- _TEXT BLOCK_:
++++++++++

    This data is incredibly important, and I applaud the AAMC for tracking it. But there is currently no large-scale data collection on SOGI among resident physicians, practicing physicians or physician leaders.

    We don't know how many LGBTQ docs there are, what specialties they are in or where they practice.

    The AAFP, AAMC and numerous other professional medical organizations have declared that more underrepresented minority physicians and more female physicians are needed. Can the same be said for LGBTQ physicians? This is a more difficult question to answer because there isn't comprehensive data.

    The AAFP's National Conference of Constituency Leaders includes a special constituency for LGBTQ members, yet we have limited data on LGBTQ members. The available data indicates that only 3.2% of AAFP members identify as gay, bisexual or uncertain. This is well below the 4.5% LGBTQ figure reported in the Gallup poll and could indicate underrepresentation in AAFP membership and/or a reluctance to self-identify. With 8% of AAFP member respondents declining to answer the SOGI questions, we are far from acquiring the comprehensive data needed to make changes. (Members can easily update their demographic information online. We are only as good as our data.)

    The numerous pipeline programs that directly address racial, ethnic and socioeconomic diversity in the physician workforce have amassed data to track their progress. I have been told by some physician leaders that similar data isn't collected on SOGI because of the need to protect individuals who identify as LGBTQ. I am not naïve. There are real reasons why students, residents, practicing physicians and physician leaders are afraid to self-identify as LGBTQ.

    I recently saw two of my favorite patients -- a wife and husband with a complicated medical history who I have been following since residency. During the visit, the husband made a homophobic joke about his effeminate psychiatrist, who is openly gay. The joke didn't seem hateful or ill-intentioned, but it still stung me deeply. In that moment, I realized that this couple had no idea that I was an LGBTQ physician.
++++++++++
- _EXTRACTED RECORDS_:

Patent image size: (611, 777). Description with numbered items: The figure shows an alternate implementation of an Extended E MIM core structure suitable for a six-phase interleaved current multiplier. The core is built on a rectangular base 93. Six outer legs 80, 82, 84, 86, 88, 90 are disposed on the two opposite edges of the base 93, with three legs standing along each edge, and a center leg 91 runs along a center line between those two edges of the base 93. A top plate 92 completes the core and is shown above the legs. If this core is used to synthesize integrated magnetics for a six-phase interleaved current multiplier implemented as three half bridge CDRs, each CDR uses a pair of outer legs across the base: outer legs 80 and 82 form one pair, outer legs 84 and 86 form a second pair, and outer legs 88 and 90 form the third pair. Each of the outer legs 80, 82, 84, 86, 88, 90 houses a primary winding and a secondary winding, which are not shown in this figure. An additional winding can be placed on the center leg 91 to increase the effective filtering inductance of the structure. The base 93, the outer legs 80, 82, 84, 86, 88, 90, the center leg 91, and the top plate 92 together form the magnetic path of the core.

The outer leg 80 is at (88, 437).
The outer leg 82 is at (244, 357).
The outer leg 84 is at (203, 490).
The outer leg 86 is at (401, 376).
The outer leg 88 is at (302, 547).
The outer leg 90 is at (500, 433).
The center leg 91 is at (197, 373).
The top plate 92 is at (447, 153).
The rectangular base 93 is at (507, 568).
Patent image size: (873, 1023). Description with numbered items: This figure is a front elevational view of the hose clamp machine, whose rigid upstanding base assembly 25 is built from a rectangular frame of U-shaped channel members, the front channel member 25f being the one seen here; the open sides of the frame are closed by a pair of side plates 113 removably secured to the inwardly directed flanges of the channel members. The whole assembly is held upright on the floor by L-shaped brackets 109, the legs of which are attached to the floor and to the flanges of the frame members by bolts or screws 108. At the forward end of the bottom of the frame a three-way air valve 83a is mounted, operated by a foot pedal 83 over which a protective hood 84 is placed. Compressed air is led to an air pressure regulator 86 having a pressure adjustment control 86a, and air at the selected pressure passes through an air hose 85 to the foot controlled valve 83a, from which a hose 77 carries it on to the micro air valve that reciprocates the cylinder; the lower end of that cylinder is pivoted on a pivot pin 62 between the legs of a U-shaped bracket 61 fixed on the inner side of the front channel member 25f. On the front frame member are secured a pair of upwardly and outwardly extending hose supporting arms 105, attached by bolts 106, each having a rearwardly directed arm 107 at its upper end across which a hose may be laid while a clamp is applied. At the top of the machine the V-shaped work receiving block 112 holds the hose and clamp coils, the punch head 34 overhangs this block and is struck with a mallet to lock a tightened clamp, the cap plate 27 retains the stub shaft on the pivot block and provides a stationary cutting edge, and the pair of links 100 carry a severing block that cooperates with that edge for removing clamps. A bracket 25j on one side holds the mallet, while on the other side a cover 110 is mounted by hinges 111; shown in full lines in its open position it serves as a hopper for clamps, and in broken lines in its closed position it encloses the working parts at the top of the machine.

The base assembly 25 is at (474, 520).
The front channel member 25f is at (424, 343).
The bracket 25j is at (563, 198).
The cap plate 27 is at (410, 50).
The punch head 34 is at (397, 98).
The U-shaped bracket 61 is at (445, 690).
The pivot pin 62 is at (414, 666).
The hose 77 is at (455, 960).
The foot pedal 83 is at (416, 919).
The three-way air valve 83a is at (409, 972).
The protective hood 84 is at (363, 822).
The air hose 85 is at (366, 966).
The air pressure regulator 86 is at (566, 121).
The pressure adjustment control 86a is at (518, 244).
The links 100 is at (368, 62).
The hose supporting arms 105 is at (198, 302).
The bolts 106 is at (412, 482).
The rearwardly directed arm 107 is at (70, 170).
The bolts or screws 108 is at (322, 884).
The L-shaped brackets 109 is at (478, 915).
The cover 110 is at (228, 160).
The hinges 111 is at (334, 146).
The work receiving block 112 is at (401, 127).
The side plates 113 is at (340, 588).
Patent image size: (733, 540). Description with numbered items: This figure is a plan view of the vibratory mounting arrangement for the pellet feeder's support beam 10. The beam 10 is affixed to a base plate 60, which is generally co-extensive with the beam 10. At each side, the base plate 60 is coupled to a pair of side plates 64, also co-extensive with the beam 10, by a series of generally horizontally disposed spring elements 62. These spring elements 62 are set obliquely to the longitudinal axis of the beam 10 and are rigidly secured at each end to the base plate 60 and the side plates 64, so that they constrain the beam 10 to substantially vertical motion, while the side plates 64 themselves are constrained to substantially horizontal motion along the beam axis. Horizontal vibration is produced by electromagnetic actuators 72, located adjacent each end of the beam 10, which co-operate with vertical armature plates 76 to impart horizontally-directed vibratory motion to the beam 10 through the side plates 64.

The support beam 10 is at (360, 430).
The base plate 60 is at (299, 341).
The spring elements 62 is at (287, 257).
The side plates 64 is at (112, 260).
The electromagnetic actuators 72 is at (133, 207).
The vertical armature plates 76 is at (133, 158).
++++++++++
- _TASKS TO COMPLETE_:
#1 Which percentages appear in the passage on LGBTQ physician data above?
#2 Could you continue the passage on LGBTQ physician data from its final sentence?

- _ANSWERS BY TASK_:
#1 3.2%, 4.5%, 8%

#2
    I want my diversity to count and be counted. I am open about being LGBTQ in my department and residency program, but it is sometimes difficult to convey this identity to others in the same way that racial and ethnic identity is conveyed. Despite never hiding my sexual identity from patients, most of them, if not all, likely assume I am heterosexual.

    It would have been easier to let my patient's joke go and continue with my clinic, but that's not what I did. Instead, I took the opportunity to have a brief discussion with my patient; I hope it was a formative moment for us both.

    I recognize that I am in a relatively safe situation. I live in one of the 21 states that protect employees from discrimination based on sexual identity. I am a physician in a department that values diversity, including LGBTQ identity, and I have a group of colleagues, friends and a husband who support me. Not everyone is so lucky.

    Discrimination, and even violence, based on sexual or gender identity is real, and indicates that this impacts medical students' desire to self-identify. A 2015 study examined survey results from 2009-2010 regarding the LGBTQ status of graduating U.S. and Canadian medical students. Of the 920 LGBTQ medical students who responded, 44% feared discrimination in medical school, and 61% said their sexual identity was "nobody's business." More than 30% of respondents stated that they concealed their sexual identity in medical school.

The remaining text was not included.